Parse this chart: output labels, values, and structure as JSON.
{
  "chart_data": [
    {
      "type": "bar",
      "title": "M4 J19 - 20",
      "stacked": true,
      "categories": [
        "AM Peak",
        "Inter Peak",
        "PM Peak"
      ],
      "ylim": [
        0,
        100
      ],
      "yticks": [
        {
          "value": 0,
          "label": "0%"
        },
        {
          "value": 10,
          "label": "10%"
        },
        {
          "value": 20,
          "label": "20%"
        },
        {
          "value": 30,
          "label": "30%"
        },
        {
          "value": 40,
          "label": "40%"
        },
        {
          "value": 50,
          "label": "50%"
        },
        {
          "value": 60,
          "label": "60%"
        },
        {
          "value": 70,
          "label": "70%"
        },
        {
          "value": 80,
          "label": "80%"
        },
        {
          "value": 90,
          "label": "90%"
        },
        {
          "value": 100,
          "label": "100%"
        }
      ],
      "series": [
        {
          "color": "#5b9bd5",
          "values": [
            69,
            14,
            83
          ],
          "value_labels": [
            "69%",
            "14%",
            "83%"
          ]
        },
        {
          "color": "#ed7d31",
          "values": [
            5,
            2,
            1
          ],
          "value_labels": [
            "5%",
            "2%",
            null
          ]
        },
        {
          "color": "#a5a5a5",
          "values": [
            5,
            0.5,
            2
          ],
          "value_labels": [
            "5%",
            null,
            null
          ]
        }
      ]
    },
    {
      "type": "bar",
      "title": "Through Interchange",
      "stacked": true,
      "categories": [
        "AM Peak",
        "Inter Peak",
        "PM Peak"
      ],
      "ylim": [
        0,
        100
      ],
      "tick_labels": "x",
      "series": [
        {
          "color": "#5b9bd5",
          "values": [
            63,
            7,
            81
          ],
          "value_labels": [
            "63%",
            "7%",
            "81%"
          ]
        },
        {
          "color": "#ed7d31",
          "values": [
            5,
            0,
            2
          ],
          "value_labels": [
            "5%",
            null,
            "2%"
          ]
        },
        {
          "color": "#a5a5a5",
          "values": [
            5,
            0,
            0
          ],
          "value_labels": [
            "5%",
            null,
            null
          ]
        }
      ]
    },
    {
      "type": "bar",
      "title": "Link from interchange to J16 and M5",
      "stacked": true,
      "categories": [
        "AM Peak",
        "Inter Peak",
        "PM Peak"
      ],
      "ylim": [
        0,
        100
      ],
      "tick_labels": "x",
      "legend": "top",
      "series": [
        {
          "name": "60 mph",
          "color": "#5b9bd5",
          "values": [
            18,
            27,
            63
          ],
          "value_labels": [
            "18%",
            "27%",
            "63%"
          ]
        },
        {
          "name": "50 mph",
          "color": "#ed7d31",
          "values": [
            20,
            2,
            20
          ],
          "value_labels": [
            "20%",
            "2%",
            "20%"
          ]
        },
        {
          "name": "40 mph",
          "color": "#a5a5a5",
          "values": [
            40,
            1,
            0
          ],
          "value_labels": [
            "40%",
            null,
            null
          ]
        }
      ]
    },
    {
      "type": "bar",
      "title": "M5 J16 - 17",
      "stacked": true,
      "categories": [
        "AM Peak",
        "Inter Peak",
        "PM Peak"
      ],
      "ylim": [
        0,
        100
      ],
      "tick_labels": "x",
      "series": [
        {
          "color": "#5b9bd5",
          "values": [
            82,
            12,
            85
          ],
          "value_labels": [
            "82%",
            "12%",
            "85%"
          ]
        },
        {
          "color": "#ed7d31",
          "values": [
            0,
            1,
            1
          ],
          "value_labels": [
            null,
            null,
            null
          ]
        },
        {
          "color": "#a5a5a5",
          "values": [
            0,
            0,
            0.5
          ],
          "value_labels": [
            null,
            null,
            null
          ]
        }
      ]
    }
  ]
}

--------------------------------

» EXERCISE TASK
Search the data above for the string "title" and copy each line that has it.

» CORRECT RESULT
      "title": "M4 J19 - 20",
      "title": "Through Interchange",
      "title": "Link from interchange to J16 and M5",
      "title": "M5 J16 - 17",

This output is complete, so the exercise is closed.